Stated goal -
Output the data below in full, byte for byte. Nothing may differ.

Data for this task -
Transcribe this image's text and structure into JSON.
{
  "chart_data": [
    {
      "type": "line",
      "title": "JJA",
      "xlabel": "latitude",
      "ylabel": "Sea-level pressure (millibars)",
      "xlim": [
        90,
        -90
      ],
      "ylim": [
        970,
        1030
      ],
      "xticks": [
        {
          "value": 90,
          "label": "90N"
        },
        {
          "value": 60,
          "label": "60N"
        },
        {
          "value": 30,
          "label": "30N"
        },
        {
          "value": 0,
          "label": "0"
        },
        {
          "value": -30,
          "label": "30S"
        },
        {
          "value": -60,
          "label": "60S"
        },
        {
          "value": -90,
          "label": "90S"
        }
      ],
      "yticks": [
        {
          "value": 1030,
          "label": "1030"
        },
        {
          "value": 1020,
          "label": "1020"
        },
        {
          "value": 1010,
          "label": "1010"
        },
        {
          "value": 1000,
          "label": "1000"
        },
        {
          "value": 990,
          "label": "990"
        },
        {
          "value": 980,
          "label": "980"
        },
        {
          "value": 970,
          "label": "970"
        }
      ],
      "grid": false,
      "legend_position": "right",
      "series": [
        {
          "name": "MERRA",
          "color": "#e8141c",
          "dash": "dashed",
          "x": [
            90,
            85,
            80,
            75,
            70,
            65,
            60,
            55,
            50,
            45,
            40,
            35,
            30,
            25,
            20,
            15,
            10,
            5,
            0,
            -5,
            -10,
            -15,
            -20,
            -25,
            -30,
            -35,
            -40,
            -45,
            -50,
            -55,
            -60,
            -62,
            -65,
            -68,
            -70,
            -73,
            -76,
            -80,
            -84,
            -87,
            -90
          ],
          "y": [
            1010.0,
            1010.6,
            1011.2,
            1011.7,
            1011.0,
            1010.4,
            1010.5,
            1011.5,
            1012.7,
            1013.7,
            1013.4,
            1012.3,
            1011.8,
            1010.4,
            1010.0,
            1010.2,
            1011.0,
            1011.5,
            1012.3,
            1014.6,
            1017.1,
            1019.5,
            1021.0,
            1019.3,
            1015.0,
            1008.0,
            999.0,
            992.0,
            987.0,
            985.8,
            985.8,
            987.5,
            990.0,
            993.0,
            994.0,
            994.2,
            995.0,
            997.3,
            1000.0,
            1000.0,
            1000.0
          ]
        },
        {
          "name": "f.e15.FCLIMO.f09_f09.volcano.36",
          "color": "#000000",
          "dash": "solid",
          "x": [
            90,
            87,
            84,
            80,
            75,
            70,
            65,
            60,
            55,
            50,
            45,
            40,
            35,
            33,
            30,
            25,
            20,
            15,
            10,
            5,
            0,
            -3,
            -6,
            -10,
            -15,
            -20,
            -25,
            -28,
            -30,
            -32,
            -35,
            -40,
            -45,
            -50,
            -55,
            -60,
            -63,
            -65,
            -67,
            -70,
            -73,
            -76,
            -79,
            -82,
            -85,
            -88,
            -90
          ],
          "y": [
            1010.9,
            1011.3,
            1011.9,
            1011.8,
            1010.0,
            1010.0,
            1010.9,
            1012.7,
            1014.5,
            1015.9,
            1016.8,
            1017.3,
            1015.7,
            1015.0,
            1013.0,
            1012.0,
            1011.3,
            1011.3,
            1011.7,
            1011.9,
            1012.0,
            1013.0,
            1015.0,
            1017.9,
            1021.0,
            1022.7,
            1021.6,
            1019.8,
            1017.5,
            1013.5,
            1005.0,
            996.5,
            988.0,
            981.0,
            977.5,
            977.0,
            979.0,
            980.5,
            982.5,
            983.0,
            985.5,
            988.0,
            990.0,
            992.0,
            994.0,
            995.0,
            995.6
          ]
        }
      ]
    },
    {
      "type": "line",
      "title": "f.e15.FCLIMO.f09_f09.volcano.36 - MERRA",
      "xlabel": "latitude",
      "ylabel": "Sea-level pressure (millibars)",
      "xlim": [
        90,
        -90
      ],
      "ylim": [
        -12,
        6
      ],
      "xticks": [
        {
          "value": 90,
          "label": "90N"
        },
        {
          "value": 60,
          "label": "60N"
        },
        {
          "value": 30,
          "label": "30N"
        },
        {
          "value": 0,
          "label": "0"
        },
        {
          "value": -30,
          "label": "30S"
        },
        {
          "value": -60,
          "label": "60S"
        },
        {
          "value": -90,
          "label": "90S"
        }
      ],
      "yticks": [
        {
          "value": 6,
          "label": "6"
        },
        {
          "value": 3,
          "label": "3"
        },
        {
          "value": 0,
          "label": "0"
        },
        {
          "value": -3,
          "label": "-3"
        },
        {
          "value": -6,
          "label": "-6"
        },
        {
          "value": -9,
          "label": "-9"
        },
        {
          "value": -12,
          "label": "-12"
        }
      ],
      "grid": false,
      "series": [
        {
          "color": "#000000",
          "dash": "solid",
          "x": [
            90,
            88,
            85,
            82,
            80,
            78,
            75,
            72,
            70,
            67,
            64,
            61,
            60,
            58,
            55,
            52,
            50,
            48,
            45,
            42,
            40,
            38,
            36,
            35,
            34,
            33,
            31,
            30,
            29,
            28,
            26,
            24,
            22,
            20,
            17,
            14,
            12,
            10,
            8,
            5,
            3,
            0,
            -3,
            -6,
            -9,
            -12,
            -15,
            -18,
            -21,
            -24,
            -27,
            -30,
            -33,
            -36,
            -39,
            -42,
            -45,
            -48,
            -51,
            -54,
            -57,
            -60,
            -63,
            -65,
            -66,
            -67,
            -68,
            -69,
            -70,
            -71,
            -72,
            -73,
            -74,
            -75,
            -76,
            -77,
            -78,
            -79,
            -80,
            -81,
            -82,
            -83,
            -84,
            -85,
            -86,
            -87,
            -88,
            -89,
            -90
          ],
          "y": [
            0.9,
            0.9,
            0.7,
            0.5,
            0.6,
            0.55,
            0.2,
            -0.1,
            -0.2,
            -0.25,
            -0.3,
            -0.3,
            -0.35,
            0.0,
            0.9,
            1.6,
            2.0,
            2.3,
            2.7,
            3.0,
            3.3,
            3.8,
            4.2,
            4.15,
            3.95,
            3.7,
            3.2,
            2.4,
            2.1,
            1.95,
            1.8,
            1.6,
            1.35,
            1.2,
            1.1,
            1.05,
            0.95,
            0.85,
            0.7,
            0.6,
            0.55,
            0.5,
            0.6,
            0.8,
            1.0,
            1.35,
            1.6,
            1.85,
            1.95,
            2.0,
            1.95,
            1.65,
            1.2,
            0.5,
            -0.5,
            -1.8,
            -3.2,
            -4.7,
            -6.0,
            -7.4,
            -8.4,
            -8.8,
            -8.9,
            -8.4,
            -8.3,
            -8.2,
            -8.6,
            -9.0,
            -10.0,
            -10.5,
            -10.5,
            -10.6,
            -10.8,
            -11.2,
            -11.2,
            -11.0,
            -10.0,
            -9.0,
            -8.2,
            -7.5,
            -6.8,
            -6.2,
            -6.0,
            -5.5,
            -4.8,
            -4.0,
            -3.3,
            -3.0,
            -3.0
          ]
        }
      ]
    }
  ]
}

Result of the exercise -
Transcribe this image's text and structure into JSON.
{
  "chart_data": [
    {
      "type": "line",
      "title": "JJA",
      "xlabel": "latitude",
      "ylabel": "Sea-level pressure (millibars)",
      "xlim": [
        90,
        -90
      ],
      "ylim": [
        970,
        1030
      ],
      "xticks": [
        {
          "value": 90,
          "label": "90N"
        },
        {
          "value": 60,
          "label": "60N"
        },
        {
          "value": 30,
          "label": "30N"
        },
        {
          "value": 0,
          "label": "0"
        },
        {
          "value": -30,
          "label": "30S"
        },
        {
          "value": -60,
          "label": "60S"
        },
        {
          "value": -90,
          "label": "90S"
        }
      ],
      "yticks": [
        {
          "value": 1030,
          "label": "1030"
        },
        {
          "value": 1020,
          "label": "1020"
        },
        {
          "value": 1010,
          "label": "1010"
        },
        {
          "value": 1000,
          "label": "1000"
        },
        {
          "value": 990,
          "label": "990"
        },
        {
          "value": 980,
          "label": "980"
        },
        {
          "value": 970,
          "label": "970"
        }
      ],
      "grid": false,
      "legend_position": "right",
      "series": [
        {
          "name": "MERRA",
          "color": "#e8141c",
          "dash": "dashed",
          "x": [
            90,
            85,
            80,
            75,
            70,
            65,
            60,
            55,
            50,
            45,
            40,
            35,
            30,
            25,
            20,
            15,
            10,
            5,
            0,
            -5,
            -10,
            -15,
            -20,
            -25,
            -30,
            -35,
            -40,
            -45,
            -50,
            -55,
            -60,
            -62,
            -65,
            -68,
            -70,
            -73,
            -76,
            -80,
            -84,
            -87,
            -90
          ],
          "y": [
            1010.0,
            1010.6,
            1011.2,
            1011.7,
            1011.0,
            1010.4,
            1010.5,
            1011.5,
            1012.7,
            1013.7,
            1013.4,
            1012.3,
            1011.8,
            1010.4,
            1010.0,
            1010.2,
            1011.0,
            1011.5,
            1012.3,
            1014.6,
            1017.1,
            1019.5,
            1021.0,
            1019.3,
            1015.0,
            1008.0,
            999.0,
            992.0,
            987.0,
            985.8,
            985.8,
            987.5,
            990.0,
            993.0,
            994.0,
            994.2,
            995.0,
            997.3,
            1000.0,
            1000.0,
            1000.0
          ]
        },
        {
          "name": "f.e15.FCLIMO.f09_f09.volcano.36",
          "color": "#000000",
          "dash": "solid",
          "x": [
            90,
            87,
            84,
            80,
            75,
            70,
            65,
            60,
            55,
            50,
            45,
            40,
            35,
            33,
            30,
            25,
            20,
            15,
            10,
            5,
            0,
            -3,
            -6,
            -10,
            -15,
            -20,
            -25,
            -28,
            -30,
            -32,
            -35,
            -40,
            -45,
            -50,
            -55,
            -60,
            -63,
            -65,
            -67,
            -70,
            -73,
            -76,
            -79,
            -82,
            -85,
            -88,
            -90
          ],
          "y": [
            1010.9,
            1011.3,
            1011.9,
            1011.8,
            1010.0,
            1010.0,
            1010.9,
            1012.7,
            1014.5,
            1015.9,
            1016.8,
            1017.3,
            1015.7,
            1015.0,
            1013.0,
            1012.0,
            1011.3,
            1011.3,
            1011.7,
            1011.9,
            1012.0,
            1013.0,
            1015.0,
            1017.9,
            1021.0,
            1022.7,
            1021.6,
            1019.8,
            1017.5,
            1013.5,
            1005.0,
            996.5,
            988.0,
            981.0,
            977.5,
            977.0,
            979.0,
            980.5,
            982.5,
            983.0,
            985.5,
            988.0,
            990.0,
            992.0,
            994.0,
            995.0,
            995.6
          ]
        }
      ]
    },
    {
      "type": "line",
      "title": "f.e15.FCLIMO.f09_f09.volcano.36 - MERRA",
      "xlabel": "latitude",
      "ylabel": "Sea-level pressure (millibars)",
      "xlim": [
        90,
        -90
      ],
      "ylim": [
        -12,
        6
      ],
      "xticks": [
        {
          "value": 90,
          "label": "90N"
        },
        {
          "value": 60,
          "label": "60N"
        },
        {
          "value": 30,
          "label": "30N"
        },
        {
          "value": 0,
          "label": "0"
        },
        {
          "value": -30,
          "label": "30S"
        },
        {
          "value": -60,
          "label": "60S"
        },
        {
          "value": -90,
          "label": "90S"
        }
      ],
      "yticks": [
        {
          "value": 6,
          "label": "6"
        },
        {
          "value": 3,
          "label": "3"
        },
        {
          "value": 0,
          "label": "0"
        },
        {
          "value": -3,
          "label": "-3"
        },
        {
          "value": -6,
          "label": "-6"
        },
        {
          "value": -9,
          "label": "-9"
        },
        {
          "value": -12,
          "label": "-12"
        }
      ],
      "grid": false,
      "series": [
        {
          "color": "#000000",
          "dash": "solid",
          "x": [
            90,
            88,
            85,
            82,
            80,
            78,
            75,
            72,
            70,
            67,
            64,
            61,
            60,
            58,
            55,
            52,
            50,
            48,
            45,
            42,
            40,
            38,
            36,
            35,
            34,
            33,
            31,
            30,
            29,
            28,
            26,
            24,
            22,
            20,
            17,
            14,
            12,
            10,
            8,
            5,
            3,
            0,
            -3,
            -6,
            -9,
            -12,
            -15,
            -18,
            -21,
            -24,
            -27,
            -30,
            -33,
            -36,
            -39,
            -42,
            -45,
            -48,
            -51,
            -54,
            -57,
            -60,
            -63,
            -65,
            -66,
            -67,
            -68,
            -69,
            -70,
            -71,
            -72,
            -73,
            -74,
            -75,
            -76,
            -77,
            -78,
            -79,
            -80,
            -81,
            -82,
            -83,
            -84,
            -85,
            -86,
            -87,
            -88,
            -89,
            -90
          ],
          "y": [
            0.9,
            0.9,
            0.7,
            0.5,
            0.6,
            0.55,
            0.2,
            -0.1,
            -0.2,
            -0.25,
            -0.3,
            -0.3,
            -0.35,
            0.0,
            0.9,
            1.6,
            2.0,
            2.3,
            2.7,
            3.0,
            3.3,
            3.8,
            4.2,
            4.15,
            3.95,
            3.7,
            3.2,
            2.4,
            2.1,
            1.95,
            1.8,
            1.6,
            1.35,
            1.2,
            1.1,
            1.05,
            0.95,
            0.85,
            0.7,
            0.6,
            0.55,
            0.5,
            0.6,
            0.8,
            1.0,
            1.35,
            1.6,
            1.85,
            1.95,
            2.0,
            1.95,
            1.65,
            1.2,
            0.5,
            -0.5,
            -1.8,
            -3.2,
            -4.7,
            -6.0,
            -7.4,
            -8.4,
            -8.8,
            -8.9,
            -8.4,
            -8.3,
            -8.2,
            -8.6,
            -9.0,
            -10.0,
            -10.5,
            -10.5,
            -10.6,
            -10.8,
            -11.2,
            -11.2,
            -11.0,
            -10.0,
            -9.0,
            -8.2,
            -7.5,
            -6.8,
            -6.2,
            -6.0,
            -5.5,
            -4.8,
            -4.0,
            -3.3,
            -3.0,
            -3.0
          ]
        }
      ]
    }
  ]
}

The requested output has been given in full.